— START OF Exercise material —
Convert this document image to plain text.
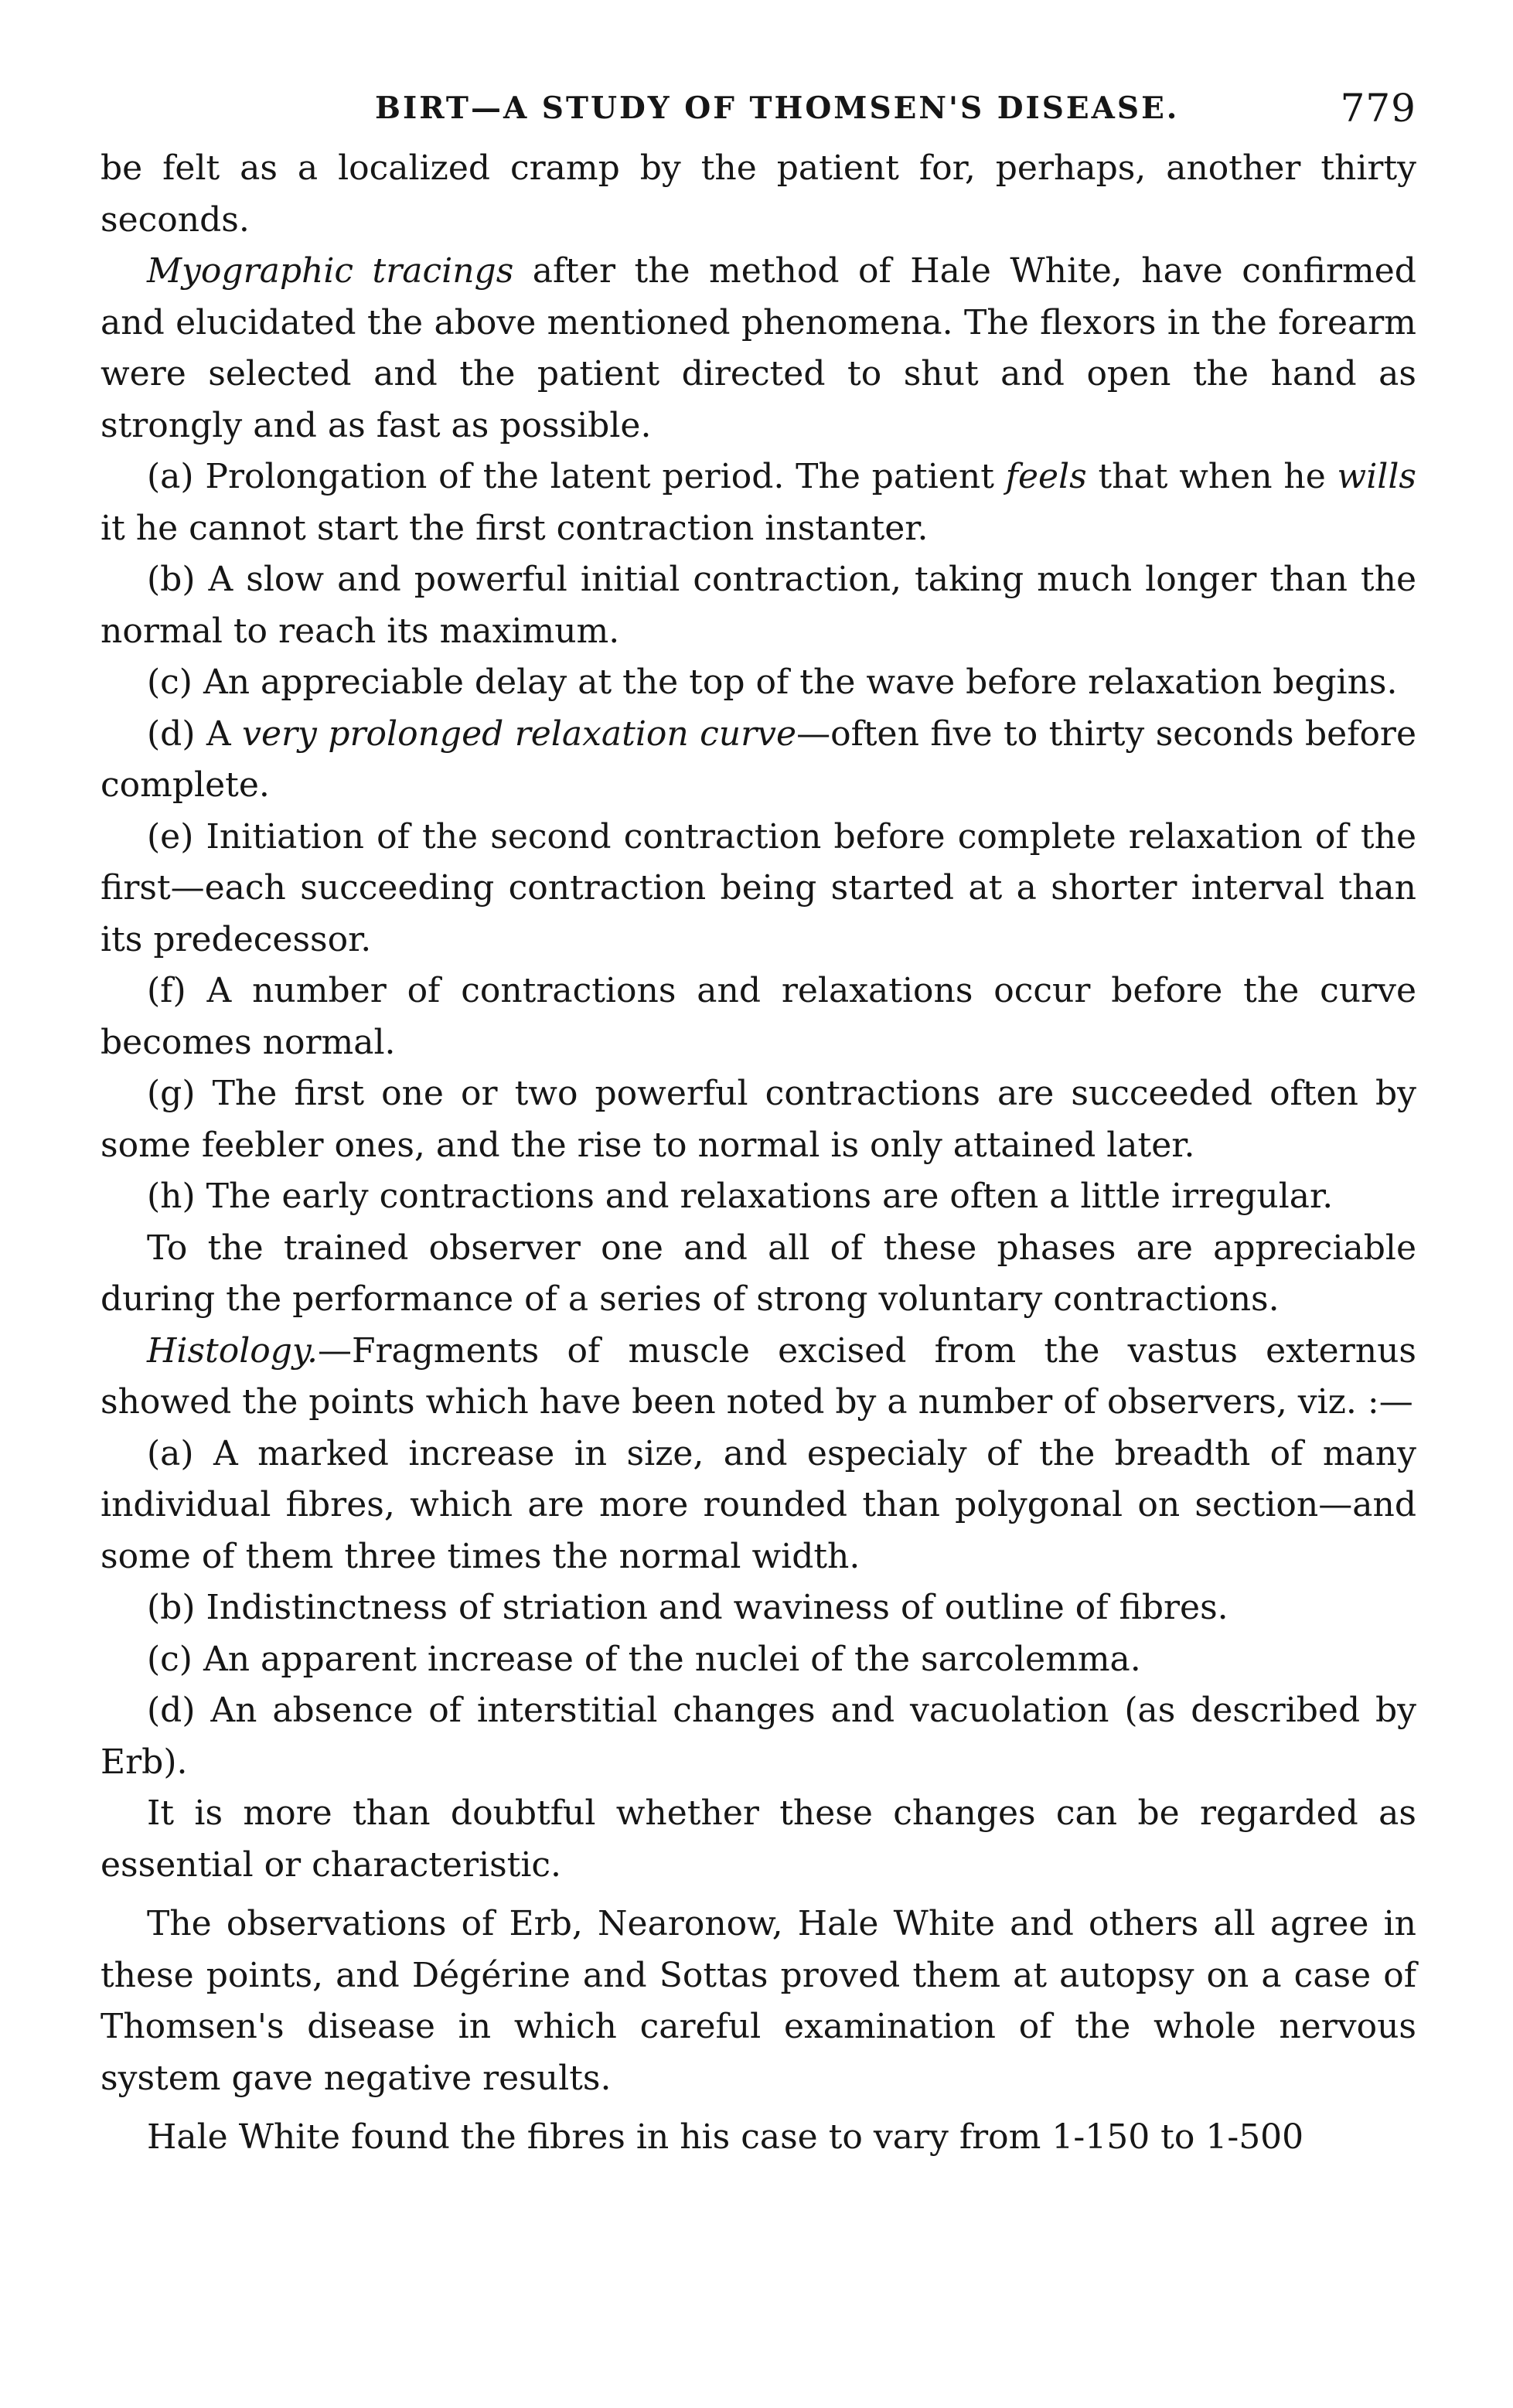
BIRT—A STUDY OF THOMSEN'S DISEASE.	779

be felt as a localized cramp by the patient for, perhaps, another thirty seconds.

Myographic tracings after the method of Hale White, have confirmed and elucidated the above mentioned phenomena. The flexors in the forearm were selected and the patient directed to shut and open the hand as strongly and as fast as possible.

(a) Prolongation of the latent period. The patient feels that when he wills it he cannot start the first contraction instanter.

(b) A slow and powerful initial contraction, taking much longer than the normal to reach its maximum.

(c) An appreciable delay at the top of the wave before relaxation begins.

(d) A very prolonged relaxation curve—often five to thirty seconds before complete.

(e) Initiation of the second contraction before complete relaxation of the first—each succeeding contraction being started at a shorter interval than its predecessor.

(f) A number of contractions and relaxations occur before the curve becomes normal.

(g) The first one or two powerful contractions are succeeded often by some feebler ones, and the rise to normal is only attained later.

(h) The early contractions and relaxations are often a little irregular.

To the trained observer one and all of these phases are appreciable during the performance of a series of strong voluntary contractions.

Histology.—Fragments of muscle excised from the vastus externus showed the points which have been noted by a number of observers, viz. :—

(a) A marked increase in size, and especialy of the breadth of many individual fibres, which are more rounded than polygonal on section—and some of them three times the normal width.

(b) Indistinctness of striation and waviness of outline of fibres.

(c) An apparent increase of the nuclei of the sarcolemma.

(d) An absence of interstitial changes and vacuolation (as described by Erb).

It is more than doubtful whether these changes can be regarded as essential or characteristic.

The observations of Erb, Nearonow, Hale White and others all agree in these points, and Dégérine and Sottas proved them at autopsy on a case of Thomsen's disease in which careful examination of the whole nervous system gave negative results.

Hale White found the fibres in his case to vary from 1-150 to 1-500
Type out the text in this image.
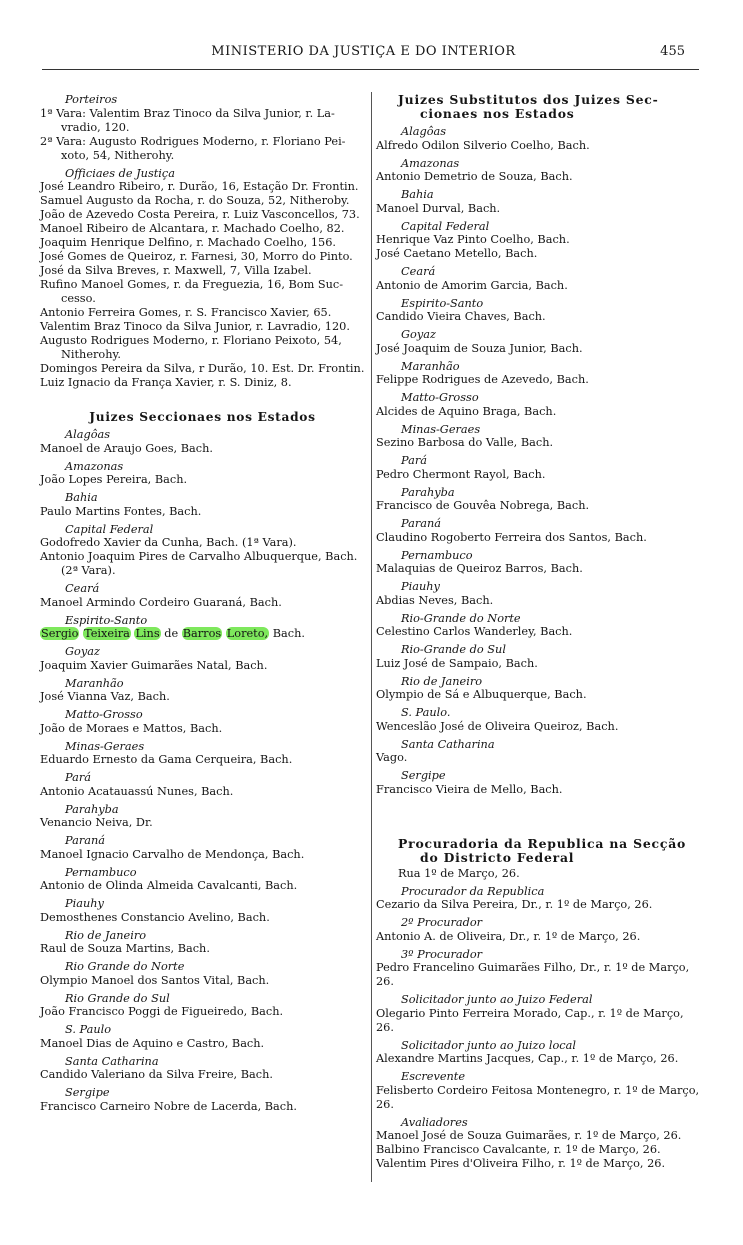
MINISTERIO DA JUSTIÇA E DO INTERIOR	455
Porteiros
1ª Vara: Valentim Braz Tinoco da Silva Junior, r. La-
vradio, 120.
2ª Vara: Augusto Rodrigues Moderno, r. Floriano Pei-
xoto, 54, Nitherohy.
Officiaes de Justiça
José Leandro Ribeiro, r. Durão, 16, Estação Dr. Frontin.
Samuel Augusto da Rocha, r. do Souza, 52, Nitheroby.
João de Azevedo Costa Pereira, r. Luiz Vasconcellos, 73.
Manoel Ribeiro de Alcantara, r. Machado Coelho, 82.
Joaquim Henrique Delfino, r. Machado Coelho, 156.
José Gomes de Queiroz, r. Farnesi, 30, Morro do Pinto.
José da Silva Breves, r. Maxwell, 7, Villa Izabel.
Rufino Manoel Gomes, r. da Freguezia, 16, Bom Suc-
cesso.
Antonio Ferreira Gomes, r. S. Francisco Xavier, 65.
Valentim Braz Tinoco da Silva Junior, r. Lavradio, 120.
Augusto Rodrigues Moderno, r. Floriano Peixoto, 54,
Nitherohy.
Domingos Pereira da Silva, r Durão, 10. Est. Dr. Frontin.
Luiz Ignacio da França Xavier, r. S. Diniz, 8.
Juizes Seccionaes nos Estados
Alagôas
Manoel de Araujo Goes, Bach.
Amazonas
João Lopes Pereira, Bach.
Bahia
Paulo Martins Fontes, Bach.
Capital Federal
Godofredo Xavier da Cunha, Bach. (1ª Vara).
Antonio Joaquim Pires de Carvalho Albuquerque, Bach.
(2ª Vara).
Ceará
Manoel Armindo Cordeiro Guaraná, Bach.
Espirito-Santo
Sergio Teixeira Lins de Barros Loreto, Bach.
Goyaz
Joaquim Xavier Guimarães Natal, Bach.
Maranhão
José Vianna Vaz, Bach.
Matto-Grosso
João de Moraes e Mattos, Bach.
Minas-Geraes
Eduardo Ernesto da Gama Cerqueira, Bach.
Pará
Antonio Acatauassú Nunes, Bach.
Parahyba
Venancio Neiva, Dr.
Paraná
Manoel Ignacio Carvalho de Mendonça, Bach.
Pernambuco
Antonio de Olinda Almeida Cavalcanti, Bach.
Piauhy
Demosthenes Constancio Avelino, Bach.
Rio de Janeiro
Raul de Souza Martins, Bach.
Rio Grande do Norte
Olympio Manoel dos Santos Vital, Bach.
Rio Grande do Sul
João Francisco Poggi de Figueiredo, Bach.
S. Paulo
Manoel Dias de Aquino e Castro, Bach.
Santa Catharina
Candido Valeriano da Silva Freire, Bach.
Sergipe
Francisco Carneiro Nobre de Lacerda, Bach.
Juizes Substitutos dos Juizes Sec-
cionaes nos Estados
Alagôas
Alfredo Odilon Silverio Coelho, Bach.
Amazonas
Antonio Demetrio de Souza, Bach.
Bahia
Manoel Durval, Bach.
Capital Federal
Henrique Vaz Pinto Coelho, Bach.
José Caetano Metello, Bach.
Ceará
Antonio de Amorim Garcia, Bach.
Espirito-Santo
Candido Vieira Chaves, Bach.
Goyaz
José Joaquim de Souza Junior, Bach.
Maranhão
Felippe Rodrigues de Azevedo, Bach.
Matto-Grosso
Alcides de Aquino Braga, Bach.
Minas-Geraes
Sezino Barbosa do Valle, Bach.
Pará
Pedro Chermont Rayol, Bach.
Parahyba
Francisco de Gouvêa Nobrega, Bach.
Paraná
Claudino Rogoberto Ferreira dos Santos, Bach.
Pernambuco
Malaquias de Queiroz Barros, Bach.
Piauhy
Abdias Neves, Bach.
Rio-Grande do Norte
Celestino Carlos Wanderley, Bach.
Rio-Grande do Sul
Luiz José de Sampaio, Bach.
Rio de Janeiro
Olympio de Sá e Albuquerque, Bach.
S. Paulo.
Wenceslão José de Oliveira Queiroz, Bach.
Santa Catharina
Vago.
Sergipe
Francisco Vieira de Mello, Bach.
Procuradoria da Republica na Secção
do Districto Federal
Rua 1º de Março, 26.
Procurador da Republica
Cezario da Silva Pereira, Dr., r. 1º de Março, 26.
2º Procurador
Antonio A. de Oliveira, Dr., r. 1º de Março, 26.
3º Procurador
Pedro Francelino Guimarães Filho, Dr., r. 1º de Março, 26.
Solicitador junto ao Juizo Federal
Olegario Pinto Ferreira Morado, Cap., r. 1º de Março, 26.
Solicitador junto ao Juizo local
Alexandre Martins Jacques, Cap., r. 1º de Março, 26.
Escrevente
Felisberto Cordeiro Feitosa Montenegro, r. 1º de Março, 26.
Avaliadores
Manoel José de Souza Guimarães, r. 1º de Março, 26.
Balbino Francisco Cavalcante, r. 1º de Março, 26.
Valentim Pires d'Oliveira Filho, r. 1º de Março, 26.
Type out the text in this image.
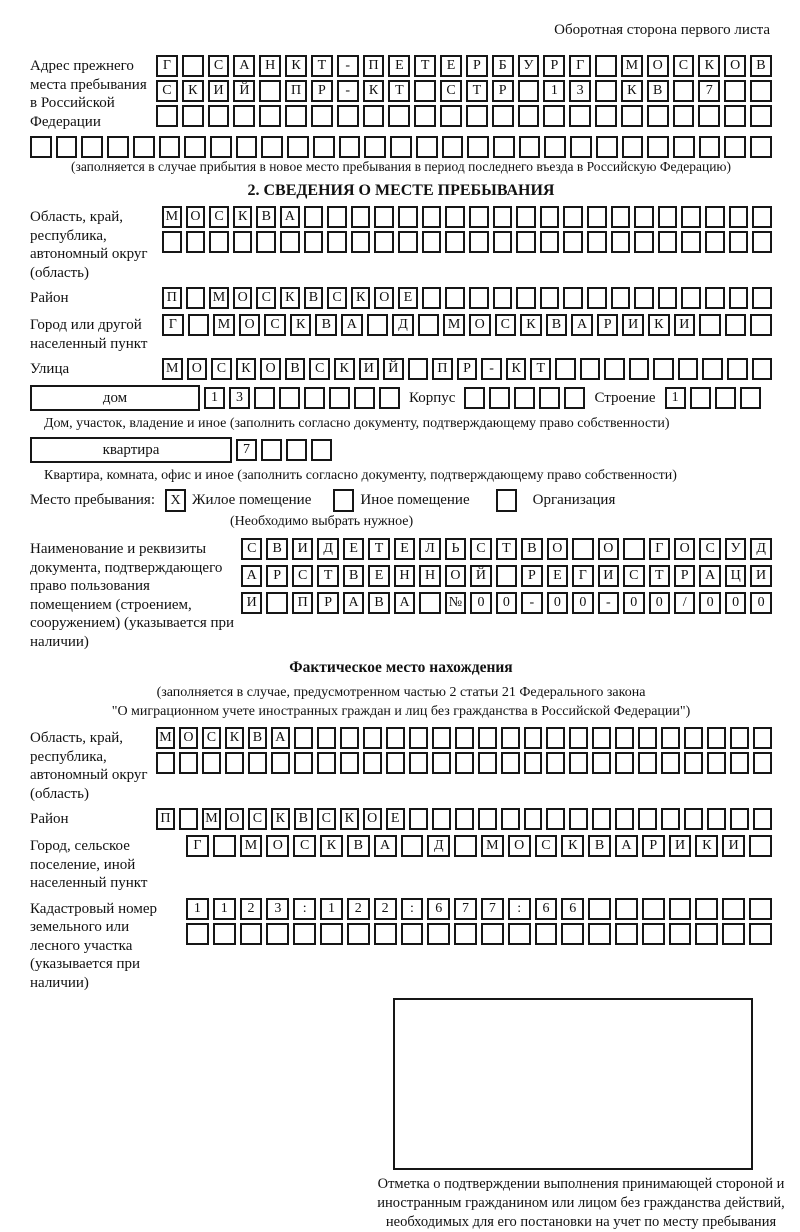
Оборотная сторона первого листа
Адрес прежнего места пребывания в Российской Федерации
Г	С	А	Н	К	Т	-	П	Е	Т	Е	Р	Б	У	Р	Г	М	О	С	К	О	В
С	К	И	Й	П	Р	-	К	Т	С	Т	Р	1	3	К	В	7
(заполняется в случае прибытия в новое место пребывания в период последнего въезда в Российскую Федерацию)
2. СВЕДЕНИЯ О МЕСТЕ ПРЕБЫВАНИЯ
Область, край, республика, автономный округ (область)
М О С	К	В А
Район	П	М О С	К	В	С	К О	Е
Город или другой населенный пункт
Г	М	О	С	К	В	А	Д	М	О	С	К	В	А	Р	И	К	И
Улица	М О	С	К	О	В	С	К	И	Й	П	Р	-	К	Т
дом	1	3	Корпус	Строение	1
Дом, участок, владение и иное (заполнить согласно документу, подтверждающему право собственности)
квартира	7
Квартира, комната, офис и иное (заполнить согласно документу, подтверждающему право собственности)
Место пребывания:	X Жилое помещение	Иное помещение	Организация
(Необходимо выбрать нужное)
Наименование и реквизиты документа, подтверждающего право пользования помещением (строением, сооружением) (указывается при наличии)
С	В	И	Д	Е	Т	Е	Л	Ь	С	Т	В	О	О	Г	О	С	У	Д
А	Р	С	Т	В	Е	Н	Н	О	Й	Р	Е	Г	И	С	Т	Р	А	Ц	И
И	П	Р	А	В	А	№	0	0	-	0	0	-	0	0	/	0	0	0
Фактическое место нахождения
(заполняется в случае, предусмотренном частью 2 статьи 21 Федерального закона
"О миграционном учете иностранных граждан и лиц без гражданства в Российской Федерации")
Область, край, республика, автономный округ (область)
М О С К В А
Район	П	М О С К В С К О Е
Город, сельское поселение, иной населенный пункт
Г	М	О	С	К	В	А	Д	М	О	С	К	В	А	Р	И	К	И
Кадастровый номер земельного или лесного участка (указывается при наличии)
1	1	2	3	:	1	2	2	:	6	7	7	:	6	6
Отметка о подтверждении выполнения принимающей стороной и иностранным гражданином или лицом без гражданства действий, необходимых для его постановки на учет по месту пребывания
— END OF Exercise material —
Aim of the task:
Copy each line of the records above that carries the word "Martins".

Response for this exercise:
Paulo Martins Fontes, Bach.
Raul de Souza Martins, Bach.
Alexandre Martins Jacques, Cap., r. 1º de Março, 26.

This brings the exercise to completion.